• Directions for this task
List each line of the data that holds the word "they".

Dataset records
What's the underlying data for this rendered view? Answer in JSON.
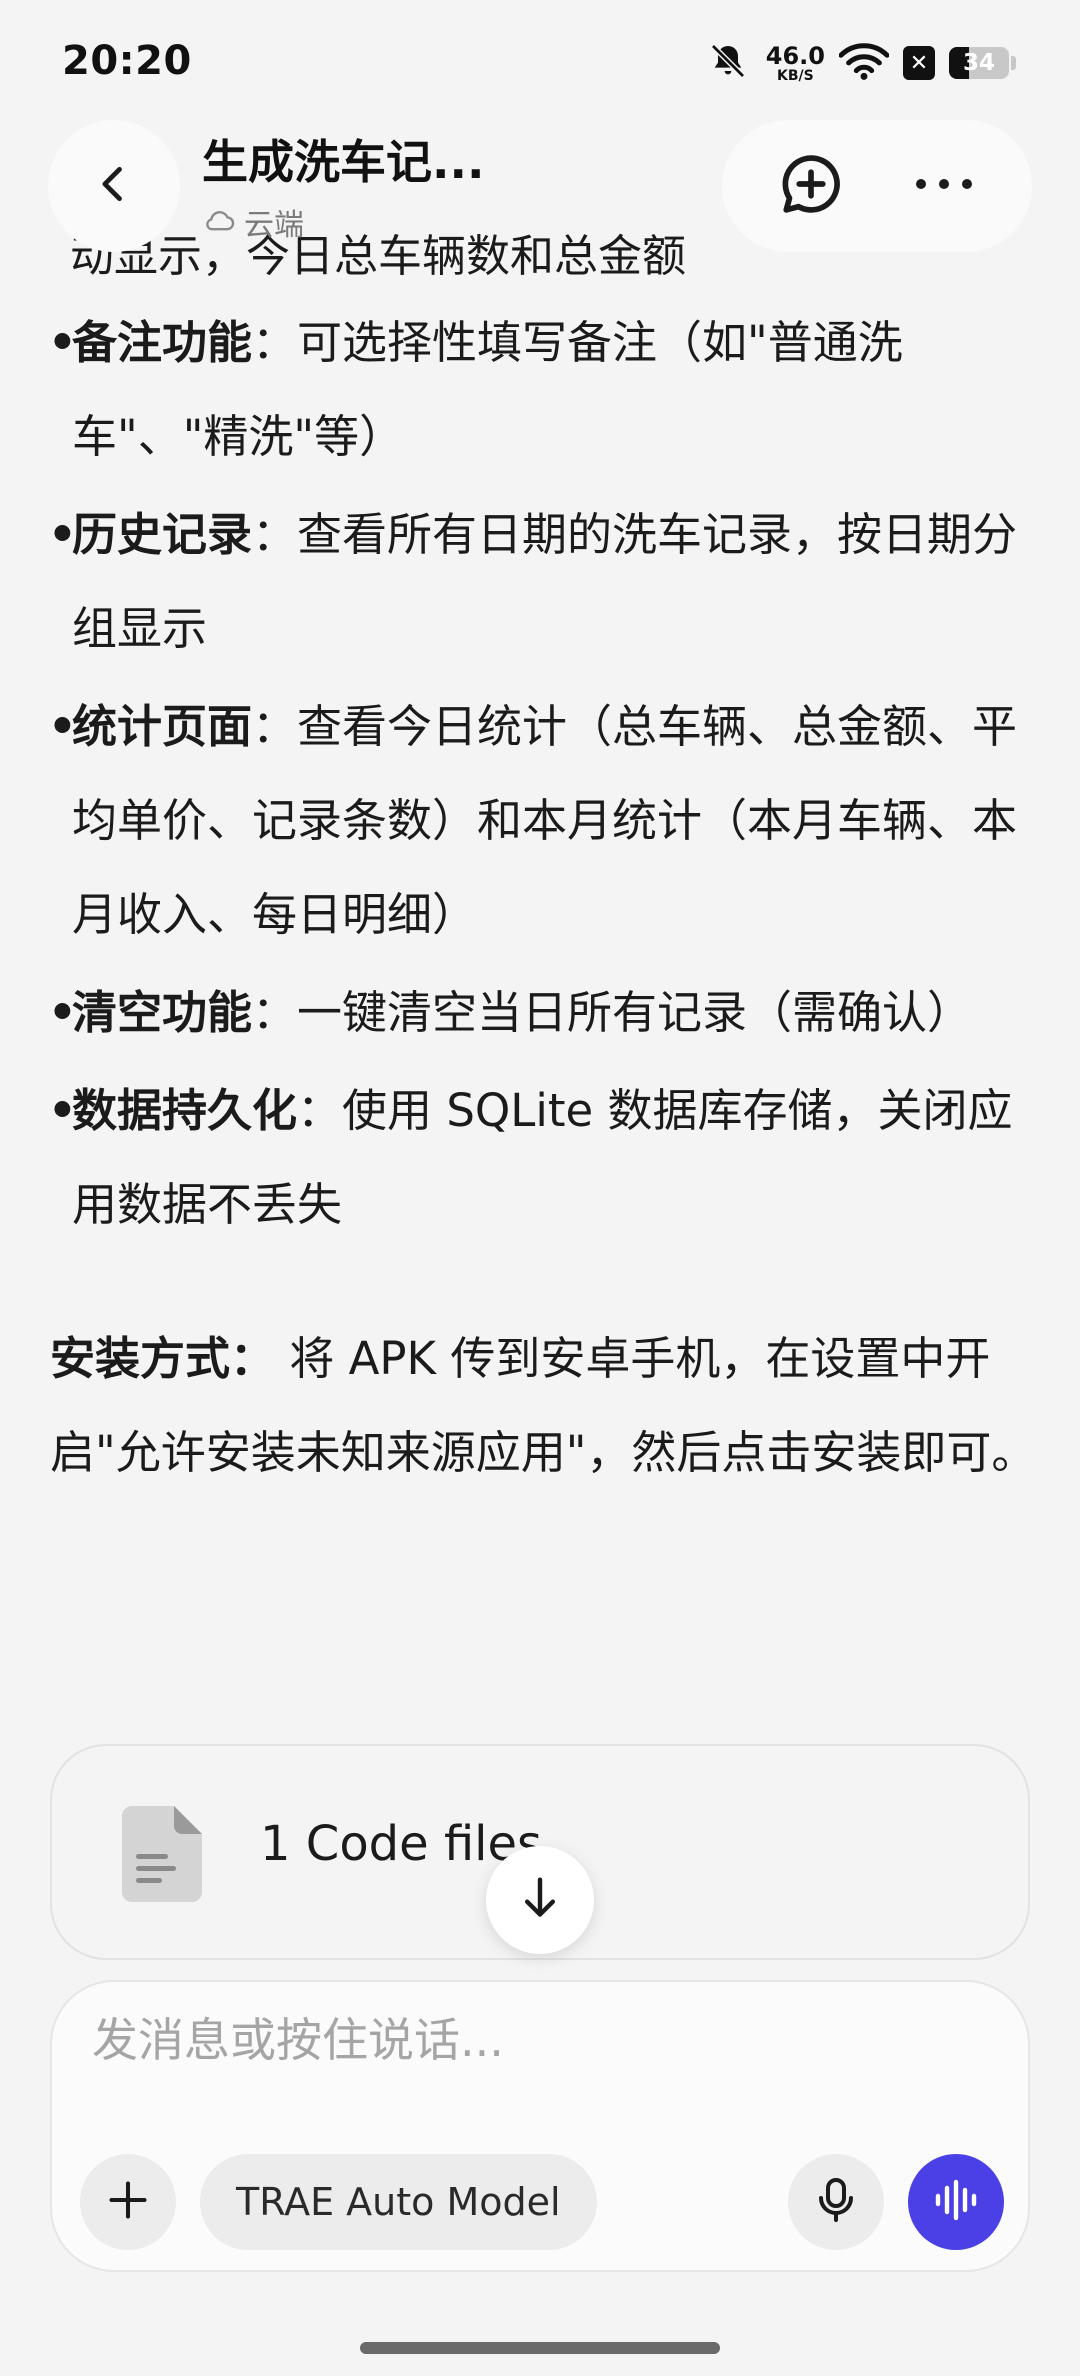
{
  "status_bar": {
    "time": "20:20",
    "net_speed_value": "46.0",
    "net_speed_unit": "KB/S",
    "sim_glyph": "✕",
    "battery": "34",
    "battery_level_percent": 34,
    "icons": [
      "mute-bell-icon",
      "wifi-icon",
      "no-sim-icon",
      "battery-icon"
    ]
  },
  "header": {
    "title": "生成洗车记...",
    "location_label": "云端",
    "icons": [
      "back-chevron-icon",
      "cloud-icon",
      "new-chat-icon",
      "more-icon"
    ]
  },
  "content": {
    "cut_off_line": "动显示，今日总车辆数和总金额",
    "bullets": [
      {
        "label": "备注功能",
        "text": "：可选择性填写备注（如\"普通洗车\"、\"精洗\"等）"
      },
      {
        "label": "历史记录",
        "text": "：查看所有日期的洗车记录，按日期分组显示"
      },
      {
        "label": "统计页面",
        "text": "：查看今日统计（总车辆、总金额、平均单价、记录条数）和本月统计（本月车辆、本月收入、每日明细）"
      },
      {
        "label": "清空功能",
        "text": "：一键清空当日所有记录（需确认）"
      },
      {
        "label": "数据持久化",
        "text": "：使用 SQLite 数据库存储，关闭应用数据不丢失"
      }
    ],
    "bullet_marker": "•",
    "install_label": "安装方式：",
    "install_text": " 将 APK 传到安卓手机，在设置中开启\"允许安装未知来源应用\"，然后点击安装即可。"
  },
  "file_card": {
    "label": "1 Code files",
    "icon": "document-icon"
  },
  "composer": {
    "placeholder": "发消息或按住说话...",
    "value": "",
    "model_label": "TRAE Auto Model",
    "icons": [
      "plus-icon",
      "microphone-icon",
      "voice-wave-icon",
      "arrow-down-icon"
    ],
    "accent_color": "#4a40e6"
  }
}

---

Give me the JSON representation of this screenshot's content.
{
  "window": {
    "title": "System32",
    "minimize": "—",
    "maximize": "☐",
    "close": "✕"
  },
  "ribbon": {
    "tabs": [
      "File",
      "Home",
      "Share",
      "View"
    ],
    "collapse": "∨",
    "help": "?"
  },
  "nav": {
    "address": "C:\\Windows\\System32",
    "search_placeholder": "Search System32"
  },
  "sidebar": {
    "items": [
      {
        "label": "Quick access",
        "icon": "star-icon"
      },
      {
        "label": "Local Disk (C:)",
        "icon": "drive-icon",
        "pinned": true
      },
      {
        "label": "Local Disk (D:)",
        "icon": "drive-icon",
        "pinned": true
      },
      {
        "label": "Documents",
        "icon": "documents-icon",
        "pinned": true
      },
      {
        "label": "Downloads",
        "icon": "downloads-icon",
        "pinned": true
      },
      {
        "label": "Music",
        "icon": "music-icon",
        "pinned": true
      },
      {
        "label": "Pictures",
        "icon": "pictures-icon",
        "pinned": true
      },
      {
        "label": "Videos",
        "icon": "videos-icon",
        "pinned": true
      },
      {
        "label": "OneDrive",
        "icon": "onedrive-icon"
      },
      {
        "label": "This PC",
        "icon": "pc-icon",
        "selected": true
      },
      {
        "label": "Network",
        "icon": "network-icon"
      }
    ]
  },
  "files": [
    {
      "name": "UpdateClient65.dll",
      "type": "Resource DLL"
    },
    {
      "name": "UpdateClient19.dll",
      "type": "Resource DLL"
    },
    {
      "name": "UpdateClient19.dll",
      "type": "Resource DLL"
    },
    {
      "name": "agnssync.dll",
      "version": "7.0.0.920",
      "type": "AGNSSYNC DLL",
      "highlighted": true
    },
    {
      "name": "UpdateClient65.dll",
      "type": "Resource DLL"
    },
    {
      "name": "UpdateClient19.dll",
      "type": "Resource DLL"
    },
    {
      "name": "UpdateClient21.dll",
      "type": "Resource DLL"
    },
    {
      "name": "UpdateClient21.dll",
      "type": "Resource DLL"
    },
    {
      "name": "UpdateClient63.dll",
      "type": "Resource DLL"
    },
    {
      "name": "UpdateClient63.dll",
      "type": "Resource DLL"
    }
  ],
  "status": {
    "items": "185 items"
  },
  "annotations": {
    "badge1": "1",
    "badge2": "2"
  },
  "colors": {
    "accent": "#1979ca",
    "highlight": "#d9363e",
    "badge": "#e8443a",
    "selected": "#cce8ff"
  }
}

---

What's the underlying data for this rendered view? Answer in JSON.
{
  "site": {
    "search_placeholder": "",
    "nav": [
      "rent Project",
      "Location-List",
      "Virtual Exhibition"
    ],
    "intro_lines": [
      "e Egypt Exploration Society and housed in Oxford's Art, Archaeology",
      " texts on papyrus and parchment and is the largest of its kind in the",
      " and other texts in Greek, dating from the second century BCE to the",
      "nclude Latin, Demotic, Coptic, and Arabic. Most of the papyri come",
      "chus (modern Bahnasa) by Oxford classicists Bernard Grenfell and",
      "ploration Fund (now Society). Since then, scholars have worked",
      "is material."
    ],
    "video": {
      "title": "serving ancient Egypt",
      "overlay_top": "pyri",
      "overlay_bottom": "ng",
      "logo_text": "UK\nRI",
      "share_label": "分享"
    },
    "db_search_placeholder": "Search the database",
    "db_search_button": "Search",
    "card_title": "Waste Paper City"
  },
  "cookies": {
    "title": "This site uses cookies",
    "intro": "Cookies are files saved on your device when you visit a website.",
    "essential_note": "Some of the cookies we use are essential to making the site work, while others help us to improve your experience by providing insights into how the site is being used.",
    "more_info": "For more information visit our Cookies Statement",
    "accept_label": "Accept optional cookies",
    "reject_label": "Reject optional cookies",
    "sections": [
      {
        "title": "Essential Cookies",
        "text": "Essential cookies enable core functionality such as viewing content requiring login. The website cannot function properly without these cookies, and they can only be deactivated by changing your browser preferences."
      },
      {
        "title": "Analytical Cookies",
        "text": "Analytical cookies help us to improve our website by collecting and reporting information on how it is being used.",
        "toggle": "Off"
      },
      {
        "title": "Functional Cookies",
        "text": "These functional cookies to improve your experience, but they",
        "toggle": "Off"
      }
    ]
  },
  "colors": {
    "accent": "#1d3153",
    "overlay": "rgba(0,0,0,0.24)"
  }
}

• The solution
        "text": "Essential cookies enable core functionality such as viewing content requiring login. The website cannot function properly without these cookies, and they can only be deactivated by changing your browser preferences."
        "text": "These functional cookies to improve your experience, but they",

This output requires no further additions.